Work to do -
Please output every line of the material as it stands, without the pictures.

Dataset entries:
++++++
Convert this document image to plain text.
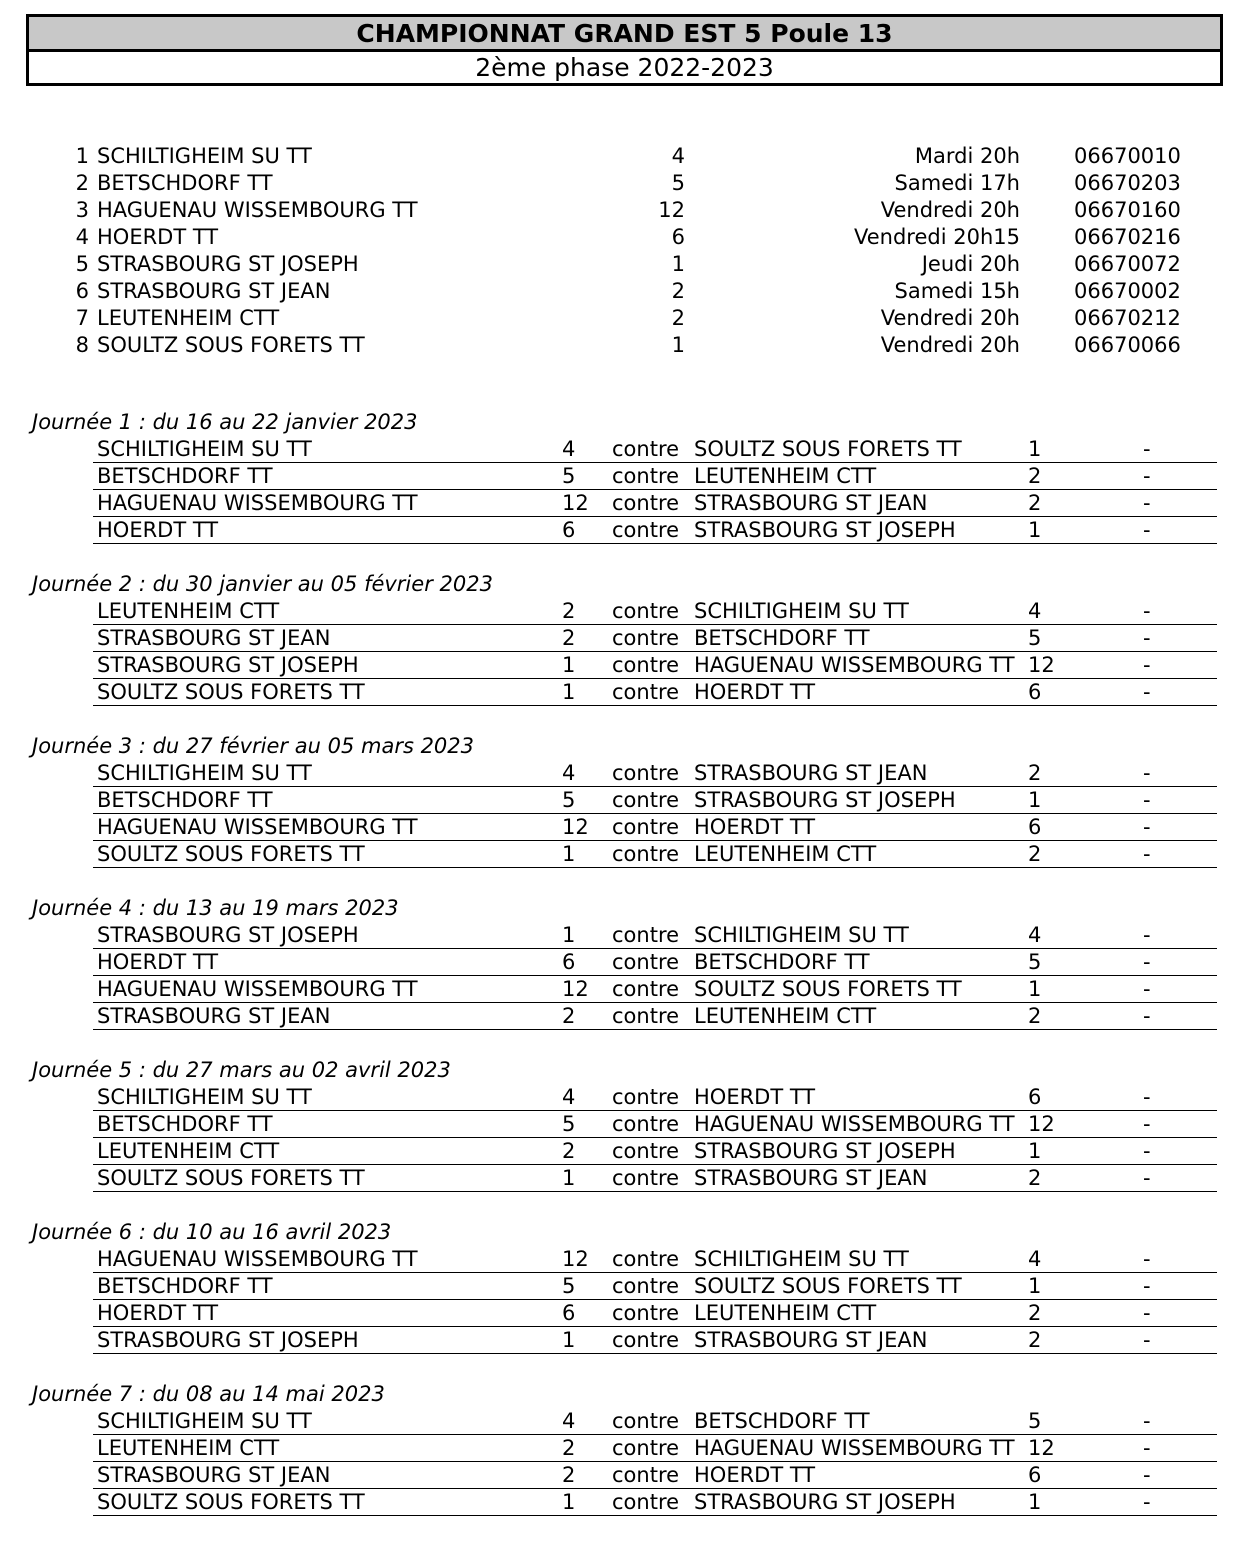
CHAMPIONNAT GRAND EST 5 Poule 13
2ème phase 2022-2023
1 SCHILTIGHEIM SU TT	4	Mardi 20h	06670010
2 BETSCHDORF TT	5	Samedi 17h	06670203
3 HAGUENAU WISSEMBOURG TT	12	Vendredi 20h	06670160
4 HOERDT TT	6	Vendredi 20h15	06670216
5 STRASBOURG ST JOSEPH	1	Jeudi 20h	06670072
6 STRASBOURG ST JEAN	2	Samedi 15h	06670002
7 LEUTENHEIM CTT	2	Vendredi 20h	06670212
8 SOULTZ SOUS FORETS TT	1	Vendredi 20h	06670066
Journée 1 : du 16 au 22 janvier 2023
SCHILTIGHEIM SU TT	4 contre SOULTZ SOUS FORETS TT	1	-
BETSCHDORF TT	5 contre LEUTENHEIM CTT	2	-
HAGUENAU WISSEMBOURG TT	12 contre STRASBOURG ST JEAN	2	-
HOERDT TT	6 contre STRASBOURG ST JOSEPH	1	-
Journée 2 : du 30 janvier au 05 février 2023
LEUTENHEIM CTT	2 contre SCHILTIGHEIM SU TT	4	-
STRASBOURG ST JEAN	2 contre BETSCHDORF TT	5	-
STRASBOURG ST JOSEPH	1 contre HAGUENAU WISSEMBOURG TT 12	-
SOULTZ SOUS FORETS TT	1 contre HOERDT TT	6	-
Journée 3 : du 27 février au 05 mars 2023
SCHILTIGHEIM SU TT	4 contre STRASBOURG ST JEAN	2	-
BETSCHDORF TT	5 contre STRASBOURG ST JOSEPH	1	-
HAGUENAU WISSEMBOURG TT	12 contre HOERDT TT	6	-
SOULTZ SOUS FORETS TT	1 contre LEUTENHEIM CTT	2	-
Journée 4 : du 13 au 19 mars 2023
STRASBOURG ST JOSEPH	1 contre SCHILTIGHEIM SU TT	4	-
HOERDT TT	6 contre BETSCHDORF TT	5	-
HAGUENAU WISSEMBOURG TT	12 contre SOULTZ SOUS FORETS TT	1	-
STRASBOURG ST JEAN	2 contre LEUTENHEIM CTT	2	-
Journée 5 : du 27 mars au 02 avril 2023
SCHILTIGHEIM SU TT	4 contre HOERDT TT	6	-
BETSCHDORF TT	5 contre HAGUENAU WISSEMBOURG TT 12	-
LEUTENHEIM CTT	2 contre STRASBOURG ST JOSEPH	1	-
SOULTZ SOUS FORETS TT	1 contre STRASBOURG ST JEAN	2	-
Journée 6 : du 10 au 16 avril 2023
HAGUENAU WISSEMBOURG TT	12 contre SCHILTIGHEIM SU TT	4	-
BETSCHDORF TT	5 contre SOULTZ SOUS FORETS TT	1	-
HOERDT TT	6 contre LEUTENHEIM CTT	2	-
STRASBOURG ST JOSEPH	1 contre STRASBOURG ST JEAN	2	-
Journée 7 : du 08 au 14 mai 2023
SCHILTIGHEIM SU TT	4 contre BETSCHDORF TT	5	-
LEUTENHEIM CTT	2 contre HAGUENAU WISSEMBOURG TT 12	-
STRASBOURG ST JEAN	2 contre HOERDT TT	6	-
SOULTZ SOUS FORETS TT	1 contre STRASBOURG ST JOSEPH	1	-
++++++
Answer below -
Convert this document image to plain text.
CHAMPIONNAT GRAND EST 5 Poule 13
2ème phase 2022-2023
1 SCHILTIGHEIM SU TT	4	Mardi 20h	06670010
2 BETSCHDORF TT	5	Samedi 17h	06670203
3 HAGUENAU WISSEMBOURG TT	12	Vendredi 20h	06670160
4 HOERDT TT	6	Vendredi 20h15	06670216
5 STRASBOURG ST JOSEPH	1	Jeudi 20h	06670072
6 STRASBOURG ST JEAN	2	Samedi 15h	06670002
7 LEUTENHEIM CTT	2	Vendredi 20h	06670212
8 SOULTZ SOUS FORETS TT	1	Vendredi 20h	06670066
Journée 1 : du 16 au 22 janvier 2023
SCHILTIGHEIM SU TT	4 contre SOULTZ SOUS FORETS TT	1	-
BETSCHDORF TT	5 contre LEUTENHEIM CTT	2	-
HAGUENAU WISSEMBOURG TT	12 contre STRASBOURG ST JEAN	2	-
HOERDT TT	6 contre STRASBOURG ST JOSEPH	1	-
Journée 2 : du 30 janvier au 05 février 2023
LEUTENHEIM CTT	2 contre SCHILTIGHEIM SU TT	4	-
STRASBOURG ST JEAN	2 contre BETSCHDORF TT	5	-
STRASBOURG ST JOSEPH	1 contre HAGUENAU WISSEMBOURG TT 12	-
SOULTZ SOUS FORETS TT	1 contre HOERDT TT	6	-
Journée 3 : du 27 février au 05 mars 2023
SCHILTIGHEIM SU TT	4 contre STRASBOURG ST JEAN	2	-
BETSCHDORF TT	5 contre STRASBOURG ST JOSEPH	1	-
HAGUENAU WISSEMBOURG TT	12 contre HOERDT TT	6	-
SOULTZ SOUS FORETS TT	1 contre LEUTENHEIM CTT	2	-
Journée 4 : du 13 au 19 mars 2023
STRASBOURG ST JOSEPH	1 contre SCHILTIGHEIM SU TT	4	-
HOERDT TT	6 contre BETSCHDORF TT	5	-
HAGUENAU WISSEMBOURG TT	12 contre SOULTZ SOUS FORETS TT	1	-
STRASBOURG ST JEAN	2 contre LEUTENHEIM CTT	2	-
Journée 5 : du 27 mars au 02 avril 2023
SCHILTIGHEIM SU TT	4 contre HOERDT TT	6	-
BETSCHDORF TT	5 contre HAGUENAU WISSEMBOURG TT 12	-
LEUTENHEIM CTT	2 contre STRASBOURG ST JOSEPH	1	-
SOULTZ SOUS FORETS TT	1 contre STRASBOURG ST JEAN	2	-
Journée 6 : du 10 au 16 avril 2023
HAGUENAU WISSEMBOURG TT	12 contre SCHILTIGHEIM SU TT	4	-
BETSCHDORF TT	5 contre SOULTZ SOUS FORETS TT	1	-
HOERDT TT	6 contre LEUTENHEIM CTT	2	-
STRASBOURG ST JOSEPH	1 contre STRASBOURG ST JEAN	2	-
Journée 7 : du 08 au 14 mai 2023
SCHILTIGHEIM SU TT	4 contre BETSCHDORF TT	5	-
LEUTENHEIM CTT	2 contre HAGUENAU WISSEMBOURG TT 12	-
STRASBOURG ST JEAN	2 contre HOERDT TT	6	-
SOULTZ SOUS FORETS TT	1 contre STRASBOURG ST JOSEPH	1	-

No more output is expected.